**EXTRACT**

Defendant's son had previously been appointed plenary guardian of the person and property of defendant, with full power to exercise all delegable legal rights and powers of defendant. He, however, stated in his affidavit that his 'father's memory is unreliable, his documents are gone, and there is no way that he can participate in the defense of this action.' He therefore averred that he could not 'effectively defend this action since the allegations of plaintiff's complaint involve extremely personal charges requiring extremely personal responses about events known to only two people on earth, plaintiff and defendant. Neither I nor any guardian can possibly know what transpired in a couple's bedroom and therefore cannot possibly defend against charges that go to the most intimate aspects of someone else's marriage.' In support of his position, the guardian cited to Mohrmann v. Kob, 291 NY 181 (1943) and In re Wechsler, 3 AD3d 424 (1st Dept. 2004), which stand for the pro-position that guardian's cannot sue for divorce on behalf of incapacitated persons.

**PROBLEMS TO SOLVE**
A. Answer these questions from the guardianship excerpt:
(i) To what position had the defendant's son been appointed?
(ii) According to the affidavit, which two people alone know about the events?
(iii) Which two cases did the guardian cite?
B. Turn the paragraph of the guardianship excerpt that begins "Defendant's son had previously" into a short list that keeps its main facts.
The items that come next are separate from the guardianship excerpt.

**LISTING**
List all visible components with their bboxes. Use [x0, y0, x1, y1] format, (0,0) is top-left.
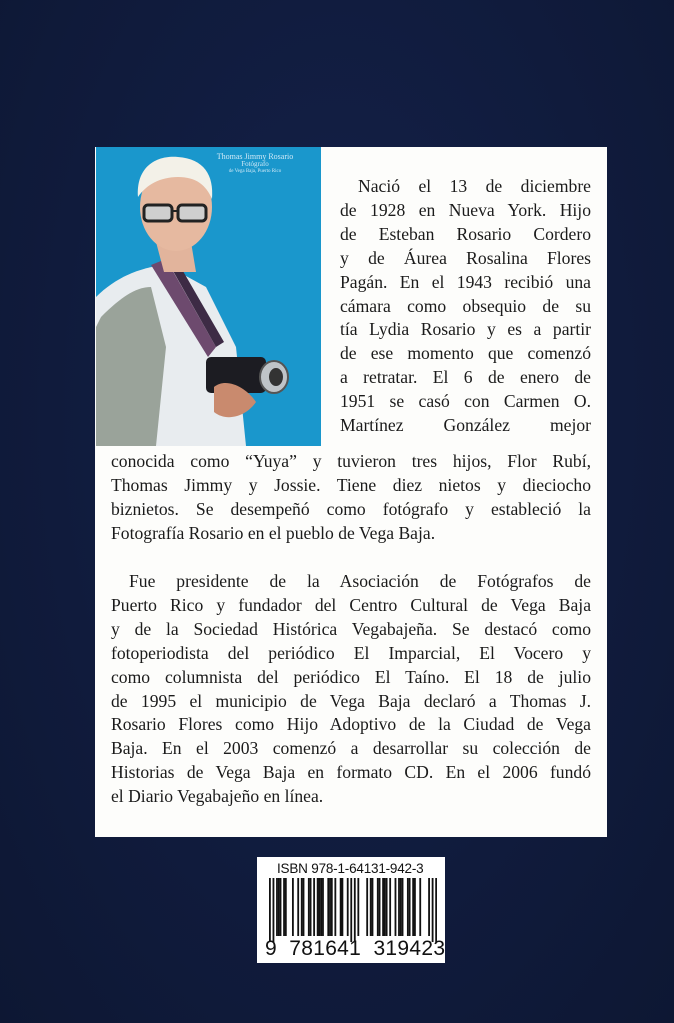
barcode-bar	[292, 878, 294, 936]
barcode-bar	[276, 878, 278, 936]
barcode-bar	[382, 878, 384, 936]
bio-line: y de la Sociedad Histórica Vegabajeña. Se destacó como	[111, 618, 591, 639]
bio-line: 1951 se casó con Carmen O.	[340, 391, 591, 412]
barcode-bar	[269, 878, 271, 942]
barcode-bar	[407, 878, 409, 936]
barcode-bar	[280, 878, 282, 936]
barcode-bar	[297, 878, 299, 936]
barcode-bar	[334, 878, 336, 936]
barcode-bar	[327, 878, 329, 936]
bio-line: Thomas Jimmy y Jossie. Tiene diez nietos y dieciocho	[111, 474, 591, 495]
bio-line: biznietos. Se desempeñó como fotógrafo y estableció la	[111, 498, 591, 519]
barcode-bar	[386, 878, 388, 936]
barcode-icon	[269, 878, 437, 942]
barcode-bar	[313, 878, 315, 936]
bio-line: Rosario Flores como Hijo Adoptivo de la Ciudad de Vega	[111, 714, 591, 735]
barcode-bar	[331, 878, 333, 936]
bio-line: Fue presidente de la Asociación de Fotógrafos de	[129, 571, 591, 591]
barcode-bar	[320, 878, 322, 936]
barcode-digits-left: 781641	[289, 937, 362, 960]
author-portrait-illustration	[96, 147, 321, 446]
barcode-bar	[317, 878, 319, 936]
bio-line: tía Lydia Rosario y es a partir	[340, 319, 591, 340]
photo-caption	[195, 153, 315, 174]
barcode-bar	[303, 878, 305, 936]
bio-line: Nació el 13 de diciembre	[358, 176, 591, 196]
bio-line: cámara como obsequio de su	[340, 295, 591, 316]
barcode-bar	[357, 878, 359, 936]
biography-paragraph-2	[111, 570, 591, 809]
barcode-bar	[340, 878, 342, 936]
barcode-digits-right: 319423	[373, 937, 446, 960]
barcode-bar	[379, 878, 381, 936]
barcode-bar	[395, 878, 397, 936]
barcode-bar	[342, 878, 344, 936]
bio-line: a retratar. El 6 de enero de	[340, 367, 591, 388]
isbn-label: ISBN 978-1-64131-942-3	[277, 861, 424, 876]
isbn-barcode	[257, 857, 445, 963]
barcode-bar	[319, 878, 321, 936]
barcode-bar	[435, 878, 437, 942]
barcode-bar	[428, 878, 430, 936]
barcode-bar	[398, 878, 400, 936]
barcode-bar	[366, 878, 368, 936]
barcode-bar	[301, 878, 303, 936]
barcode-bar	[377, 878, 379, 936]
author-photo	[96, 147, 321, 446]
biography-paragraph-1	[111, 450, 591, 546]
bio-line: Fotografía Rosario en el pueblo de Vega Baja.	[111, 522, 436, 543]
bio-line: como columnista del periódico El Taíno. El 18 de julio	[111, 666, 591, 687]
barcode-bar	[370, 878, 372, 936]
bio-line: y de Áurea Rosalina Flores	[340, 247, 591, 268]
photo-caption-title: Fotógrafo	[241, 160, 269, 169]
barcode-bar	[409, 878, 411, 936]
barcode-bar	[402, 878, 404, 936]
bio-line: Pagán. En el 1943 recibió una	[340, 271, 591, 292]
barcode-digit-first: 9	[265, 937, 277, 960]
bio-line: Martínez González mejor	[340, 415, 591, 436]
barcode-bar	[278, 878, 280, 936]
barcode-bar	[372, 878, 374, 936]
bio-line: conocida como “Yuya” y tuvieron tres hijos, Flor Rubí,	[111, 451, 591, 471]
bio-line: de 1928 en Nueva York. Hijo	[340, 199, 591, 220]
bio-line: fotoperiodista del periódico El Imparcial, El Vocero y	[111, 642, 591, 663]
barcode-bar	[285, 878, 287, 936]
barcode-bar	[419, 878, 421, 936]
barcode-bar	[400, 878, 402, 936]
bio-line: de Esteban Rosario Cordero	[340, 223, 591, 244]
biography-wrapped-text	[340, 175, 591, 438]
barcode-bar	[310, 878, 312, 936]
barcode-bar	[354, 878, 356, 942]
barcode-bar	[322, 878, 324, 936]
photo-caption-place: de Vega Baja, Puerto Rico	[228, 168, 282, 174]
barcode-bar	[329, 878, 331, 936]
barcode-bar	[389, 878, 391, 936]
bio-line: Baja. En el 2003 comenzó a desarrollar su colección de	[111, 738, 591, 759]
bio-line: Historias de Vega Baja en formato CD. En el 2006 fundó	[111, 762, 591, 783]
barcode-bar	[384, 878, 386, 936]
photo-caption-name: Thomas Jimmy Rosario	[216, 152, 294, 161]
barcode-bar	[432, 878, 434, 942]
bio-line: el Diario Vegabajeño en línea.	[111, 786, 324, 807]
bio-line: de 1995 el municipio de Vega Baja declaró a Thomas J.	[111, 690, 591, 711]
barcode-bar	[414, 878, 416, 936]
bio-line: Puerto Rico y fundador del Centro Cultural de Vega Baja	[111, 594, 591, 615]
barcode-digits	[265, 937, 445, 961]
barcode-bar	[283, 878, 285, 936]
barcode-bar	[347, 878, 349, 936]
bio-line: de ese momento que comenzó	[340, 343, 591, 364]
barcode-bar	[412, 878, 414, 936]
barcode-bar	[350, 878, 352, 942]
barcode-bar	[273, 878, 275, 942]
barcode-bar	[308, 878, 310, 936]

**SOLUTIONS TO THE EXERCISE**
A.
(i) Plenary guardian of the person and property of the defendant, with full power to exercise all of the defendant's delegable legal rights and powers.
(ii) The plaintiff and the defendant.
(iii) Mohrmann v. Kob, 291 NY 181 (1943), and In re Wechsler, 3 AD3d 424 (1st Dept. 2004).

B.
- The defendant's son had been appointed plenary guardian of the defendant's person and property, with full power over all of the defendant's delegable legal rights and powers.
- In his affidavit, the son said his father's memory is unreliable, his documents are gone, and he cannot take part in the defense.
- The son claimed he could not effectively defend the action because the complaint's charges are extremely personal and concern events known only to the plaintiff and the defendant.
- He said no guardian can know what happened in a couple's bedroom or defend against charges about the most intimate aspects of another person's marriage.
- He cited Mohrmann v. Kob (1943) and In re Wechsler (2004), which hold that guardians cannot sue for divorce on behalf of incapacitated persons.